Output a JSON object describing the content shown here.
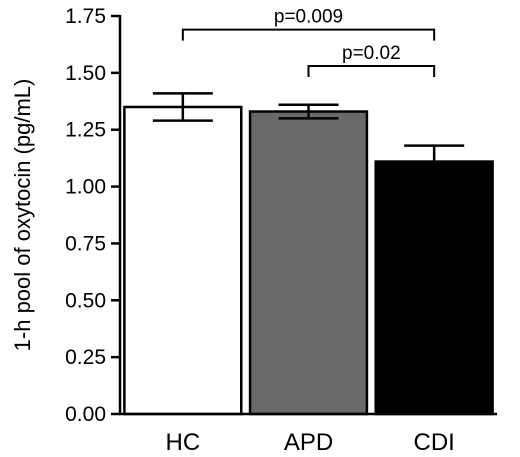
{
  "chart_data": {
    "type": "bar",
    "categories": [
      "HC",
      "APD",
      "CDI"
    ],
    "values": [
      1.35,
      1.33,
      1.11
    ],
    "errors": [
      0.06,
      0.03,
      0.07
    ],
    "colors": [
      "#ffffff",
      "#696969",
      "#000000"
    ],
    "ylabel": "1-h pool of oxytocin (pg/mL)",
    "ylim": [
      0,
      1.75
    ],
    "yticks": [
      "0.00",
      "0.25",
      "0.50",
      "0.75",
      "1.00",
      "1.25",
      "1.50",
      "1.75"
    ],
    "grid": false,
    "annotations": [
      {
        "from": 0,
        "to": 2,
        "label": "p=0.009",
        "y": 1.69
      },
      {
        "from": 1,
        "to": 2,
        "label": "p=0.02",
        "y": 1.53
      }
    ]
  }
}
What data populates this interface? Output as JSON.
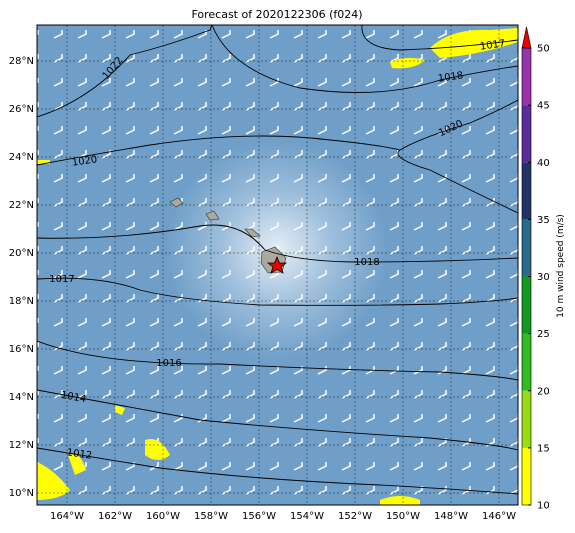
{
  "title": "Forecast of 2020122306 (f024)",
  "map": {
    "lat_labels": [
      "28°N",
      "26°N",
      "24°N",
      "22°N",
      "20°N",
      "18°N",
      "16°N",
      "14°N",
      "12°N",
      "10°N"
    ],
    "lon_labels": [
      "164°W",
      "162°W",
      "160°W",
      "158°W",
      "156°W",
      "154°W",
      "152°W",
      "150°W",
      "148°W",
      "146°W"
    ],
    "contour_labels": [
      "1022",
      "1017",
      "1018",
      "1020",
      "1020",
      "1018",
      "1017",
      "1016",
      "1014",
      "1012"
    ]
  },
  "colorbar": {
    "label": "10 m wind speed (m/s)",
    "range": [
      10,
      50
    ],
    "ticks": [
      10,
      15,
      20,
      25,
      30,
      35,
      40,
      45,
      50
    ],
    "colors": [
      "#ffff00",
      "#99dd11",
      "#33bb22",
      "#119922",
      "#2a6a8a",
      "#223366",
      "#5a2c9a",
      "#9933aa"
    ],
    "extend_color": "#ee0000"
  }
}
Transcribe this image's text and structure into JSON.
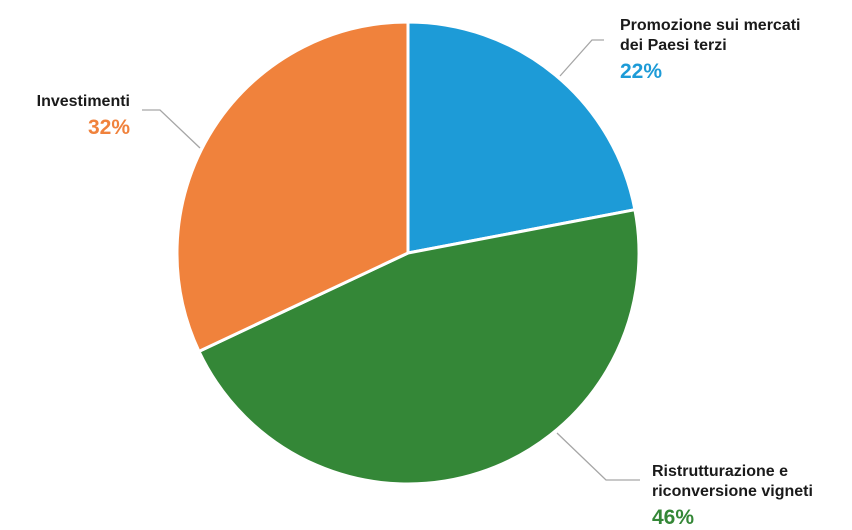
{
  "chart_data": {
    "type": "pie",
    "categories": [
      [
        "Promozione sui mercati",
        "dei Paesi terzi"
      ],
      [
        "Ristrutturazione e",
        "riconversione vigneti"
      ],
      [
        "Investimenti"
      ]
    ],
    "values": [
      22,
      46,
      32
    ],
    "value_labels": [
      "22%",
      "46%",
      "32%"
    ],
    "colors": [
      "#1d9bd7",
      "#348737",
      "#f0823c"
    ],
    "start_angle_deg": 0,
    "direction": "clockwise"
  }
}
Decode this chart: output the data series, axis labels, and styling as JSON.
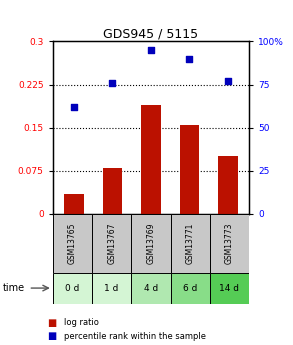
{
  "title": "GDS945 / 5115",
  "categories": [
    "GSM13765",
    "GSM13767",
    "GSM13769",
    "GSM13771",
    "GSM13773"
  ],
  "time_labels": [
    "0 d",
    "1 d",
    "4 d",
    "6 d",
    "14 d"
  ],
  "log_ratio": [
    0.035,
    0.08,
    0.19,
    0.155,
    0.1
  ],
  "percentile_rank": [
    62,
    76,
    95,
    90,
    77
  ],
  "bar_color": "#bb1100",
  "dot_color": "#0000bb",
  "left_ylim": [
    0,
    0.3
  ],
  "right_ylim": [
    0,
    100
  ],
  "left_yticks": [
    0,
    0.075,
    0.15,
    0.225,
    0.3
  ],
  "right_yticks": [
    0,
    25,
    50,
    75,
    100
  ],
  "left_ytick_labels": [
    "0",
    "0.075",
    "0.15",
    "0.225",
    "0.3"
  ],
  "right_ytick_labels": [
    "0",
    "25",
    "50",
    "75",
    "100%"
  ],
  "hlines": [
    0.075,
    0.15,
    0.225
  ],
  "cell_bg_gray": "#c8c8c8",
  "time_row_colors": [
    "#d4f5d4",
    "#d4f5d4",
    "#b0e8b0",
    "#88dd88",
    "#55cc55"
  ]
}
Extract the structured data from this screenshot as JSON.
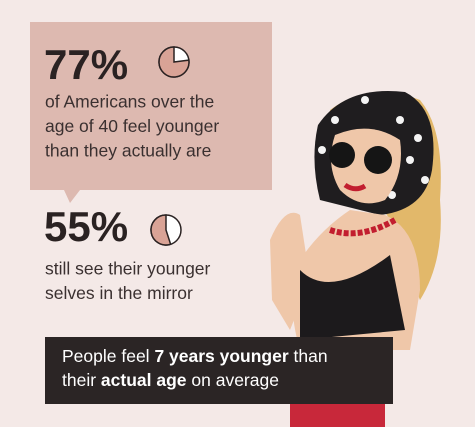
{
  "stats": [
    {
      "value": 77,
      "value_label": "77%",
      "lines": [
        "of Americans over the",
        "age of 40 feel younger",
        "than they actually are"
      ]
    },
    {
      "value": 55,
      "value_label": "55%",
      "lines": [
        "still see their younger",
        "selves in the mirror"
      ]
    }
  ],
  "callout": {
    "lines": [
      [
        {
          "text": "People feel ",
          "bold": false
        },
        {
          "text": "7 years younger",
          "bold": true
        },
        {
          "text": " than",
          "bold": false
        }
      ],
      [
        {
          "text": "their ",
          "bold": false
        },
        {
          "text": "actual age",
          "bold": true
        },
        {
          "text": " on average",
          "bold": false
        }
      ]
    ]
  }
}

——————————

• **TASK TO COMPLETE**
List every line above that contains the word "feel".

• **THE REPLY**
        "age of 40 feel younger",
          "text": "People feel ",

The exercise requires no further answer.